Copy the data precisely, keeping every character.

## Begin

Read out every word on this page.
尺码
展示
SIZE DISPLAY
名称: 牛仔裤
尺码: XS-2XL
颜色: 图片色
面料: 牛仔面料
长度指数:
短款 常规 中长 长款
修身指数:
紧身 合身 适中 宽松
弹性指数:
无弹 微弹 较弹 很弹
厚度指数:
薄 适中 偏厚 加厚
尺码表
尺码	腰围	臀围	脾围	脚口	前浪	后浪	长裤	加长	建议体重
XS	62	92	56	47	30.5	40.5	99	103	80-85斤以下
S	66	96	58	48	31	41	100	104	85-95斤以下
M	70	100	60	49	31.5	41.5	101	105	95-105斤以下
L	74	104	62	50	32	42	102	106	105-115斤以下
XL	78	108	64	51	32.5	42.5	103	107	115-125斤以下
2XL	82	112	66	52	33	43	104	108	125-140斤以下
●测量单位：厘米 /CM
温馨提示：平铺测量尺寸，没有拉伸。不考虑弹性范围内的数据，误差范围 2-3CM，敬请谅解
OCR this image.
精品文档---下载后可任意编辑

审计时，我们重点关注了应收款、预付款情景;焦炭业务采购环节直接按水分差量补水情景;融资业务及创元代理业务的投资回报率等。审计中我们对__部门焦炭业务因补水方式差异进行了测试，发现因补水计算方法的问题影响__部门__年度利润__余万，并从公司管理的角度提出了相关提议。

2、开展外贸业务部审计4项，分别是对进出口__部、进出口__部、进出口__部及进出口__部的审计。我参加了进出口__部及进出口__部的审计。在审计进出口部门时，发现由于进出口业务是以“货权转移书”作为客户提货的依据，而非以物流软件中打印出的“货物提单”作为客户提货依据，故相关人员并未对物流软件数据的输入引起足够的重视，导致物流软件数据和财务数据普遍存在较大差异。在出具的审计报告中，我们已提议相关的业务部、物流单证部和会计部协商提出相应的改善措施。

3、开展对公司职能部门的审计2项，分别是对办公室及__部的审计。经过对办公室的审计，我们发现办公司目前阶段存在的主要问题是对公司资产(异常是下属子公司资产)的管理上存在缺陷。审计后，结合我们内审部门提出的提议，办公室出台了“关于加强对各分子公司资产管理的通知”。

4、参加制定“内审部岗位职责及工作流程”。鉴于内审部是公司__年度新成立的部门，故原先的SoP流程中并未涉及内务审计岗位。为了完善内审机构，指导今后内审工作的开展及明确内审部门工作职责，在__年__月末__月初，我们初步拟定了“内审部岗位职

## End

EXERCISE ANSWER:
Read out every word on this page.
尺码
展示
SIZE DISPLAY
名称: 牛仔裤
尺码: XS-2XL
颜色: 图片色
面料: 牛仔面料
长度指数:
短款 常规 中长 长款
修身指数:
紧身 合身 适中 宽松
弹性指数:
无弹 微弹 较弹 很弹
厚度指数:
薄 适中 偏厚 加厚
尺码表
尺码	腰围	臀围	脾围	脚口	前浪	后浪	长裤	加长	建议体重
XS	62	92	56	47	30.5	40.5	99	103	80-85斤以下
S	66	96	58	48	31	41	100	104	85-95斤以下
M	70	100	60	49	31.5	41.5	101	105	95-105斤以下
L	74	104	62	50	32	42	102	106	105-115斤以下
XL	78	108	64	51	32.5	42.5	103	107	115-125斤以下
2XL	82	112	66	52	33	43	104	108	125-140斤以下
●测量单位：厘米 /CM
温馨提示：平铺测量尺寸，没有拉伸。不考虑弹性范围内的数据，误差范围 2-3CM，敬请谅解
OCR this image.
精品文档---下载后可任意编辑

审计时，我们重点关注了应收款、预付款情景;焦炭业务采购环节直接按水分差量补水情景;融资业务及创元代理业务的投资回报率等。审计中我们对__部门焦炭业务因补水方式差异进行了测试，发现因补水计算方法的问题影响__部门__年度利润__余万，并从公司管理的角度提出了相关提议。

2、开展外贸业务部审计4项，分别是对进出口__部、进出口__部、进出口__部及进出口__部的审计。我参加了进出口__部及进出口__部的审计。在审计进出口部门时，发现由于进出口业务是以“货权转移书”作为客户提货的依据，而非以物流软件中打印出的“货物提单”作为客户提货依据，故相关人员并未对物流软件数据的输入引起足够的重视，导致物流软件数据和财务数据普遍存在较大差异。在出具的审计报告中，我们已提议相关的业务部、物流单证部和会计部协商提出相应的改善措施。

3、开展对公司职能部门的审计2项，分别是对办公室及__部的审计。经过对办公室的审计，我们发现办公司目前阶段存在的主要问题是对公司资产(异常是下属子公司资产)的管理上存在缺陷。审计后，结合我们内审部门提出的提议，办公室出台了“关于加强对各分子公司资产管理的通知”。

4、参加制定“内审部岗位职责及工作流程”。鉴于内审部是公司__年度新成立的部门，故原先的SoP流程中并未涉及内务审计岗位。为了完善内审机构，指导今后内审工作的开展及明确内审部门工作职责，在__年__月末__月初，我们初步拟定了“内审部岗位职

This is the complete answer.